-- BEGIN Exercise inputs --

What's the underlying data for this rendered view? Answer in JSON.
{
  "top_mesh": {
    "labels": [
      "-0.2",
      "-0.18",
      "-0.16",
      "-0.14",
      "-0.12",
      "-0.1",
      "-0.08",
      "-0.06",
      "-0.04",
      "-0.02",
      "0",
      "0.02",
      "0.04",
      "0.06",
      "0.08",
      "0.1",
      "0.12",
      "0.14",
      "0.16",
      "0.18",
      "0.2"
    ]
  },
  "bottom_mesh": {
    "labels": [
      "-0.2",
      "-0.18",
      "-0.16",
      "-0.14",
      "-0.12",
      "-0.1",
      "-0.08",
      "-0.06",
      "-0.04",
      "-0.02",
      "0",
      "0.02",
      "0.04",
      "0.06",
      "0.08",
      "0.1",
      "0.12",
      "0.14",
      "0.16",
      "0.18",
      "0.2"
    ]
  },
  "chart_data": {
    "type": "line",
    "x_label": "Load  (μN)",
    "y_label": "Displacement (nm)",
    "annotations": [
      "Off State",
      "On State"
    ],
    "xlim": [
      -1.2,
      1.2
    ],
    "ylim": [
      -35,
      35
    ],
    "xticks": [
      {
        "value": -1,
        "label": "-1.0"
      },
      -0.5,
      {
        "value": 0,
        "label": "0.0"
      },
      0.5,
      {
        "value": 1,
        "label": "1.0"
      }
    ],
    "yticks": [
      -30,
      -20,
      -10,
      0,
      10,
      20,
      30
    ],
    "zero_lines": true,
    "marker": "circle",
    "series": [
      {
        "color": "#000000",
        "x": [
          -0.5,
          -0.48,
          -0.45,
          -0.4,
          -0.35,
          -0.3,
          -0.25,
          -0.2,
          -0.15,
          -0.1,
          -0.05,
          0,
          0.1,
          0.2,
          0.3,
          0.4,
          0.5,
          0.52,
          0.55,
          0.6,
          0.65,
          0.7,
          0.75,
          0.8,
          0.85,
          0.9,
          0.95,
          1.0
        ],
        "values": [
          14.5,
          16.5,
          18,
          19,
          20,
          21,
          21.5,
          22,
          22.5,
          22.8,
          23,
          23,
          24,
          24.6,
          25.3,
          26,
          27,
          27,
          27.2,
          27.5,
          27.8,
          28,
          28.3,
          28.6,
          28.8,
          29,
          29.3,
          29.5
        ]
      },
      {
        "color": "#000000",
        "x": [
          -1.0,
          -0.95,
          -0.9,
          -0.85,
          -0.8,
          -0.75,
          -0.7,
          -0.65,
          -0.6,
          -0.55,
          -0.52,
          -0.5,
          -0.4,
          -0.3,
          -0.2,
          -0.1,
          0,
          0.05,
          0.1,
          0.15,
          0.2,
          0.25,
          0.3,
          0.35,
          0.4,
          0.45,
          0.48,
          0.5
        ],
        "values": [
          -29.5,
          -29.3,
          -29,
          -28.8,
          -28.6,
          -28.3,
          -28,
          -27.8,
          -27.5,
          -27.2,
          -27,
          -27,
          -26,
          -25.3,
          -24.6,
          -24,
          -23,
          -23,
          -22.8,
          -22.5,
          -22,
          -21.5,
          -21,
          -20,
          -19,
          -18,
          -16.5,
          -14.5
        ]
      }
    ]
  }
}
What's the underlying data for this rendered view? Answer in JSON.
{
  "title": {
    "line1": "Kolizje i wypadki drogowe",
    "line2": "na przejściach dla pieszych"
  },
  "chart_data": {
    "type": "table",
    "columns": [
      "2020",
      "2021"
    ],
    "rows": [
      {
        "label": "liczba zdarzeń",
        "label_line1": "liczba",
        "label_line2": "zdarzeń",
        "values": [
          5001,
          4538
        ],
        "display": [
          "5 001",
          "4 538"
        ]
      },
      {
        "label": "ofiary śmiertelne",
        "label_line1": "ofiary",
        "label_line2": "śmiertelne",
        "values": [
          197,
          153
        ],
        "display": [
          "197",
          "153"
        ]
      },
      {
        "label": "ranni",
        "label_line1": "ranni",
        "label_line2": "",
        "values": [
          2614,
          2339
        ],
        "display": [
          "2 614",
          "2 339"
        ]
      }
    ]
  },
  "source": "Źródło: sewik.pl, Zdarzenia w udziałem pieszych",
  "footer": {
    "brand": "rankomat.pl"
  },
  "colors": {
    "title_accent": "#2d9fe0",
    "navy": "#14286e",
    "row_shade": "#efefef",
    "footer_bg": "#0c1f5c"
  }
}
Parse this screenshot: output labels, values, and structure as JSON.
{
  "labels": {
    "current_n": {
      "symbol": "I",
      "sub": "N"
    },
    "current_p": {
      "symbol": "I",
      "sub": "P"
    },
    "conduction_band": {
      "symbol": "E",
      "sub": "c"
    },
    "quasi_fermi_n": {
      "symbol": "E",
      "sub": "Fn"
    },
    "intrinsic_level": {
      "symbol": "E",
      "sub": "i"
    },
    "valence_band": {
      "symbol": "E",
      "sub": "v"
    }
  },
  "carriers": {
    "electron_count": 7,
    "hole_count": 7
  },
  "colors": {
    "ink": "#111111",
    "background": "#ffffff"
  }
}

-- END Exercise inputs --

List the lines of the records where "śmiertelne" occurs.

* [Exercise answer]:
        "label": "ofiary śmiertelne",
        "label_line2": "śmiertelne",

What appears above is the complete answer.